Return a copy of every line in the records that includes the word "name".

>> start THE INPUT

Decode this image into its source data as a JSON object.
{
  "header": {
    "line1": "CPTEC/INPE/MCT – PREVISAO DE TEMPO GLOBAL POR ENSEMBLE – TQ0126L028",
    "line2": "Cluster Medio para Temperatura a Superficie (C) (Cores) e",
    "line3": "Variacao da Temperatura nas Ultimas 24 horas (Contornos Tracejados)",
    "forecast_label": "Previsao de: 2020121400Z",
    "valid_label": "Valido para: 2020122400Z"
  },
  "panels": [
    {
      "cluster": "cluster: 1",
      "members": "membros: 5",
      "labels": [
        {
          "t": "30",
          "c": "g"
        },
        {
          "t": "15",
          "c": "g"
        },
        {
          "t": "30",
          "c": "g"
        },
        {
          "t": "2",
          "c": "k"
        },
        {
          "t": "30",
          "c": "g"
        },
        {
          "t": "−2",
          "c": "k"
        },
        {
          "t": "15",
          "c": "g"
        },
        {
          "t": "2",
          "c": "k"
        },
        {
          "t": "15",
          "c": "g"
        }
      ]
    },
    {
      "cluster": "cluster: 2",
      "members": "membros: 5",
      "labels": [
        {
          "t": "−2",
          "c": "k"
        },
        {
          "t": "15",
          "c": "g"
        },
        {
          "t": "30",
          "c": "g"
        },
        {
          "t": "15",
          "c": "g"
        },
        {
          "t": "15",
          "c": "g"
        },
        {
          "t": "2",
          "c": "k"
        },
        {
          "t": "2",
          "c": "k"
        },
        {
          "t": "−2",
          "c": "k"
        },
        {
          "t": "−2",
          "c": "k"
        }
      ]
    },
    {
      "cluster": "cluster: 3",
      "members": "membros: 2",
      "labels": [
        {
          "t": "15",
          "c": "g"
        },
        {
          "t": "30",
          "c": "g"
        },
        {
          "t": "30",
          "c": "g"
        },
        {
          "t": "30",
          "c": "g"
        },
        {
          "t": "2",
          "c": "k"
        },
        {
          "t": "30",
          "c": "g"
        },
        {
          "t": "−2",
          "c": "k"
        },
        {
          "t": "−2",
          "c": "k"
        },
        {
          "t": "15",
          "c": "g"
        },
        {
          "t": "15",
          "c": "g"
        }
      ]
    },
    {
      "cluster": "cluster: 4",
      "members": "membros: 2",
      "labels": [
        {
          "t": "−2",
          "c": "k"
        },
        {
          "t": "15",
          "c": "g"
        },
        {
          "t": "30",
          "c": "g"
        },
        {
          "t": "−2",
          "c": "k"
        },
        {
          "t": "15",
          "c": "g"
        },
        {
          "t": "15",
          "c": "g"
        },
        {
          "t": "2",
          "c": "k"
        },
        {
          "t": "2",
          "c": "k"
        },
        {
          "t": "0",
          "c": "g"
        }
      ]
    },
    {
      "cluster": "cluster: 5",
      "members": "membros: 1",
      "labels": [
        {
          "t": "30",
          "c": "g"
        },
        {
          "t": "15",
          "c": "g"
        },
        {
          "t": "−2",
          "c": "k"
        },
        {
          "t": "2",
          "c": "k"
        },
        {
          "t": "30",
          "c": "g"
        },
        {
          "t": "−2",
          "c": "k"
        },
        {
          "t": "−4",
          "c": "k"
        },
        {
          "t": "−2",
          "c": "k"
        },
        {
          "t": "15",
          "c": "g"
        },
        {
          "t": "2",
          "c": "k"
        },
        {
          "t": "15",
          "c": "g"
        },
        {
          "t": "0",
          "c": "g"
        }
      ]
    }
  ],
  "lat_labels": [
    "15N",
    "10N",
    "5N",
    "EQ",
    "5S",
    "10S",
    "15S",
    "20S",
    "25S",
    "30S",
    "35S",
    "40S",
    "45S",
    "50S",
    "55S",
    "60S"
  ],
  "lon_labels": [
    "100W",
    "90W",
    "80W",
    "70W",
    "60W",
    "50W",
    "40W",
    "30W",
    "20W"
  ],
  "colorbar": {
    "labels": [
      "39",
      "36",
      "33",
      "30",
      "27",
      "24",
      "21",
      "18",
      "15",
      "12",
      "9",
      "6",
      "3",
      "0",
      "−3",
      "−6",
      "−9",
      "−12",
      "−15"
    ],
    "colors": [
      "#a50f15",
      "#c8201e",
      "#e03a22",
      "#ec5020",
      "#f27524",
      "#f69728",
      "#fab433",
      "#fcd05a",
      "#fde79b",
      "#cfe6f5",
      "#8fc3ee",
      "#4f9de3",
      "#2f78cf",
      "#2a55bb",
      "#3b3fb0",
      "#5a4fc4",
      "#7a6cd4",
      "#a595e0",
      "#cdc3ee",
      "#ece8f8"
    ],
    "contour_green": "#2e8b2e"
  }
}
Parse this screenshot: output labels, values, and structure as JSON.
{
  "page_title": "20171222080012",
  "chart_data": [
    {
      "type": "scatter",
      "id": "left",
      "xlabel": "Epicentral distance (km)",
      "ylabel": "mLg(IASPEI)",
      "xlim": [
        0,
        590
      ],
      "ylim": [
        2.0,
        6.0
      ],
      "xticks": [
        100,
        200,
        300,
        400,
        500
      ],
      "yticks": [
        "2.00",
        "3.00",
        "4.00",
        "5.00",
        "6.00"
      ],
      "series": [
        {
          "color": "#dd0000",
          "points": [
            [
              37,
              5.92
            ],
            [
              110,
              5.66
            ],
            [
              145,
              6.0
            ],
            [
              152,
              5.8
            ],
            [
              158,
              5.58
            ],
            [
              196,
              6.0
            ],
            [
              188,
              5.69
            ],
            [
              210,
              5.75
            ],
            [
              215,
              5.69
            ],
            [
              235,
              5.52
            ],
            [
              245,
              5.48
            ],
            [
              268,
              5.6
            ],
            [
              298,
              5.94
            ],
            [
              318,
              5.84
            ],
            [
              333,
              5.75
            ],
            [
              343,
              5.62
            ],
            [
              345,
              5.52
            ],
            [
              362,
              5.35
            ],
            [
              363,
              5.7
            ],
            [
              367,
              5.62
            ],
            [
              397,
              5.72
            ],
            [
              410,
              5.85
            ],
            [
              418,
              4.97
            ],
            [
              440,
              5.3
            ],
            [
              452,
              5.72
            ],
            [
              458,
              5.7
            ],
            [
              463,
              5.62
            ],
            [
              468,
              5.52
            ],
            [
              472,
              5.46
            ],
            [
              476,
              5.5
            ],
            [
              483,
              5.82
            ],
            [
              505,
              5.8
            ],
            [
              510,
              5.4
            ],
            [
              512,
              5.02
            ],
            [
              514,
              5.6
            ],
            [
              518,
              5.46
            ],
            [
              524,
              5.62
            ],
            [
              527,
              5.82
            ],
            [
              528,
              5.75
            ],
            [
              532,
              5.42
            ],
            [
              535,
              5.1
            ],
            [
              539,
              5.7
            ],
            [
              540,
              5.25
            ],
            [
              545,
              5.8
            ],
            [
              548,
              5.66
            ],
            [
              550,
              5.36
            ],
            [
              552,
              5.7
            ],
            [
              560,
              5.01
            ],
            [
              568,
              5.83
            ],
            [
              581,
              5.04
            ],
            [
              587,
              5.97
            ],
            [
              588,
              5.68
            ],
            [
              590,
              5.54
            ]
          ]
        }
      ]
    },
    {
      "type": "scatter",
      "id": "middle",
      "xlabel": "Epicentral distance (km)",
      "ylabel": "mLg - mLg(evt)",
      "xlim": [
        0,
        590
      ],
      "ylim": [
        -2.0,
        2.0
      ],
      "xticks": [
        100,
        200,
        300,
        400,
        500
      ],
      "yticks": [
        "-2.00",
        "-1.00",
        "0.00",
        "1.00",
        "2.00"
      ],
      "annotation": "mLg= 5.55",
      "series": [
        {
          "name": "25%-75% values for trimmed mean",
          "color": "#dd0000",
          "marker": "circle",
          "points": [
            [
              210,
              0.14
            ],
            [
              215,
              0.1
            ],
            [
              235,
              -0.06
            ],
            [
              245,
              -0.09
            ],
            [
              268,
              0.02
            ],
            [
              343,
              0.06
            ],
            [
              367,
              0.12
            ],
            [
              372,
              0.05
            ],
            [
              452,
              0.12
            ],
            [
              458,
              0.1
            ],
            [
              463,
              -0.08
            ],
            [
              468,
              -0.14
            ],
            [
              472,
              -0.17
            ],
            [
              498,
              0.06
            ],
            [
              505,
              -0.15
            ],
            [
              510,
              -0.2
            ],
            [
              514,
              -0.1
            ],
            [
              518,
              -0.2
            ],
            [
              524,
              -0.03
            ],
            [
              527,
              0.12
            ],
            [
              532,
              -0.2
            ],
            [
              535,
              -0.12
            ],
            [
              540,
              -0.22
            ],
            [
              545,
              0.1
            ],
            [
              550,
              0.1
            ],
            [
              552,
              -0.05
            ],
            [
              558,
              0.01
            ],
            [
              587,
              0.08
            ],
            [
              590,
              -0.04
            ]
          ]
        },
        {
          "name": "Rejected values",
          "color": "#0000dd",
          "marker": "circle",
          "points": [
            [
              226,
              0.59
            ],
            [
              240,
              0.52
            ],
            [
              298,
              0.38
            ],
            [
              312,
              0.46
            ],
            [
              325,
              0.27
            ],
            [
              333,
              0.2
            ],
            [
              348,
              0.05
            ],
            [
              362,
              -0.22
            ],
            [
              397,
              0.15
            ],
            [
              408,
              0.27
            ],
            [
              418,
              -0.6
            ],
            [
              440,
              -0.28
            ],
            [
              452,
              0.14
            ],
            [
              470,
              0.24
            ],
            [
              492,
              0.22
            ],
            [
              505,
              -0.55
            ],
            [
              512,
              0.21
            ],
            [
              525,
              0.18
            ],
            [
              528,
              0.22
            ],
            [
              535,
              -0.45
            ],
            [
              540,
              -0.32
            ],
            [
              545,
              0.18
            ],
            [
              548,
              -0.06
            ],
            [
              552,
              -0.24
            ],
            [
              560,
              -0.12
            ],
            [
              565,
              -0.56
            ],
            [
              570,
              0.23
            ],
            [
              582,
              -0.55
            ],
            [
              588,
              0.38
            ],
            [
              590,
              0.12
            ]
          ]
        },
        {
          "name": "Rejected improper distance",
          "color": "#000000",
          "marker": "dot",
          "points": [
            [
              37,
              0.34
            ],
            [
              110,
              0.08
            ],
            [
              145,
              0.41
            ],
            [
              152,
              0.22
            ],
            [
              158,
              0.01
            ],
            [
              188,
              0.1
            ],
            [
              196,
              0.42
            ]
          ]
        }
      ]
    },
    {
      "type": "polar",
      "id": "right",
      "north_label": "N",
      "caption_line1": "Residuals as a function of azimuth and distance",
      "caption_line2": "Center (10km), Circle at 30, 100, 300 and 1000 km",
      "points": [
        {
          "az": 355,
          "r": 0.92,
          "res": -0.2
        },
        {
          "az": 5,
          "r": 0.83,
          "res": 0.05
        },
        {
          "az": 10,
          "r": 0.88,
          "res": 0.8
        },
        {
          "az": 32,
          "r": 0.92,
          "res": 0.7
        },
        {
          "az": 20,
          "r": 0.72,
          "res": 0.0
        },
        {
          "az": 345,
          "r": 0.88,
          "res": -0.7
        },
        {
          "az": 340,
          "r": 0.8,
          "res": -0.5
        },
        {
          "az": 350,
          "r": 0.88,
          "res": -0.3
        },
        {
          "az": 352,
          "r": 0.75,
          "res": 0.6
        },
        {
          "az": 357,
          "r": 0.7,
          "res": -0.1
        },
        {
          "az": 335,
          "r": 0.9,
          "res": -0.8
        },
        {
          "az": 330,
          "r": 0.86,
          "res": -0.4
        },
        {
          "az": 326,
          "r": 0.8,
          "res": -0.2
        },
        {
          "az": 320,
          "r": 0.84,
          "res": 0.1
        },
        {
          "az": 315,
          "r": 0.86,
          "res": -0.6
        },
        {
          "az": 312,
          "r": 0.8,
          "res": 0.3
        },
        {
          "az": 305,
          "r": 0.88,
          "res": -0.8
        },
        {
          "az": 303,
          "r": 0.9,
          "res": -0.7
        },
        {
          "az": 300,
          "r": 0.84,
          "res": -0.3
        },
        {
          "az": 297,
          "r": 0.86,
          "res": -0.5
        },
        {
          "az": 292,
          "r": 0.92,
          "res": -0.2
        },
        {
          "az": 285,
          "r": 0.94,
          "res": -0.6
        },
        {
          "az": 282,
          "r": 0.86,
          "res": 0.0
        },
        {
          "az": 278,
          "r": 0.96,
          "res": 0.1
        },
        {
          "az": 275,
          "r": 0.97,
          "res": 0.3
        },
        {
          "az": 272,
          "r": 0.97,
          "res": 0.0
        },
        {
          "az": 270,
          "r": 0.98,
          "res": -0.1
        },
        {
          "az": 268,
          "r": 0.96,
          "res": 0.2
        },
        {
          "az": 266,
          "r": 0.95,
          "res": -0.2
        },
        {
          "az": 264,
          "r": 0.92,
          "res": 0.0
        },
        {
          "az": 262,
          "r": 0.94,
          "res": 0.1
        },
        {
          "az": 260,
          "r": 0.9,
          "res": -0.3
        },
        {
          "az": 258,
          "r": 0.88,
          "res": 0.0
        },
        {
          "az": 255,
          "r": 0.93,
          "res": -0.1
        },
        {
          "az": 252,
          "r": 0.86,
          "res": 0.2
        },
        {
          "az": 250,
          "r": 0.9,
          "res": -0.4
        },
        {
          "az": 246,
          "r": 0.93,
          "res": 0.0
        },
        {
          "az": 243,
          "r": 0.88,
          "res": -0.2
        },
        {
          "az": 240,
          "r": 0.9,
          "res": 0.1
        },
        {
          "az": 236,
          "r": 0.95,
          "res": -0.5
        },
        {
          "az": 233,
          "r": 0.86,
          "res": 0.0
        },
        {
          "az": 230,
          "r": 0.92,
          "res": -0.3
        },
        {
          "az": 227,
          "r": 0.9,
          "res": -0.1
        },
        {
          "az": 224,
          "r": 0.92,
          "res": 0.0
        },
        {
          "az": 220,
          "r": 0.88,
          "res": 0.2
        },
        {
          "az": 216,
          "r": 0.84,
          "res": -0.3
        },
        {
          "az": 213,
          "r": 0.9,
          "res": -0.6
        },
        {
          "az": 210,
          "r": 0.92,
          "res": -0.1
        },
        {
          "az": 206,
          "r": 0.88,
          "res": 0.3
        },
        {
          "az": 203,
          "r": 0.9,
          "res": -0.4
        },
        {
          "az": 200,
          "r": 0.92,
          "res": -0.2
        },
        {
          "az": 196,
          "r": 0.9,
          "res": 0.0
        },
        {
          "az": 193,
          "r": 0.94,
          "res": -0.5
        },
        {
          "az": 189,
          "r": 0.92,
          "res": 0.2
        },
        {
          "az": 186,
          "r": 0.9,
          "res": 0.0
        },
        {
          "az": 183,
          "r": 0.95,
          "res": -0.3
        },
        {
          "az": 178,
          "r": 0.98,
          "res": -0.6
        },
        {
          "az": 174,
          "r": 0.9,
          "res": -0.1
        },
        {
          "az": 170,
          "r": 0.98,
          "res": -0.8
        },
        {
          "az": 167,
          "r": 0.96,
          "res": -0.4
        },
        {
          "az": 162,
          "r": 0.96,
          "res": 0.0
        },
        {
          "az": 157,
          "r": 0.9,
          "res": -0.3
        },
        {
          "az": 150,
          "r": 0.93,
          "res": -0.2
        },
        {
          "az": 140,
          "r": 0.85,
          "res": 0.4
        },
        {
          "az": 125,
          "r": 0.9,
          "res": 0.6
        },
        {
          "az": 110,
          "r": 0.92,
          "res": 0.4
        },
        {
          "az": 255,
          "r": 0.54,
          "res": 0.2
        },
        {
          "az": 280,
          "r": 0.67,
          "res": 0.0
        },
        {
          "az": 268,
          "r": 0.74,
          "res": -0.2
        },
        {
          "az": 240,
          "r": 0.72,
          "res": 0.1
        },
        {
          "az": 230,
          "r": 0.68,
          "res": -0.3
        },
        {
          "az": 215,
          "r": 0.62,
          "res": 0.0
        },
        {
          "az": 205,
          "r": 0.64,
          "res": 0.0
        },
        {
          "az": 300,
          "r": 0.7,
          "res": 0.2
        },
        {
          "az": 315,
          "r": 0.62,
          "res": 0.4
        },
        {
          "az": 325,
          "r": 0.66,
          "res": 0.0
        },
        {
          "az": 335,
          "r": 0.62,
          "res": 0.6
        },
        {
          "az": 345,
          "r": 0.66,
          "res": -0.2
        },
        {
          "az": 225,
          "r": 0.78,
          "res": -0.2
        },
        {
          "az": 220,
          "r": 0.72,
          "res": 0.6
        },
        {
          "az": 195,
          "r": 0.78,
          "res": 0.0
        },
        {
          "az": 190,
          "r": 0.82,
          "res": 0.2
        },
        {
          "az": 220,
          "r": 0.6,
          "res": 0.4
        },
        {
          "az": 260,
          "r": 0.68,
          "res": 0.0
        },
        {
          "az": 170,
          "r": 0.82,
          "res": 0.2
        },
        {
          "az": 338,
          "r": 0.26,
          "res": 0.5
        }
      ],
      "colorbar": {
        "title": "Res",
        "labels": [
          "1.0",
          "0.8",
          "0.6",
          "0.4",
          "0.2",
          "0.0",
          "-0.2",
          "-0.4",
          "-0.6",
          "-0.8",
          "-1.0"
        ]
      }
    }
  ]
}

>> end THE INPUT

» ANSWER IN FULL
          "name": "25%-75% values for trimmed mean",
          "name": "Rejected values",
          "name": "Rejected improper distance",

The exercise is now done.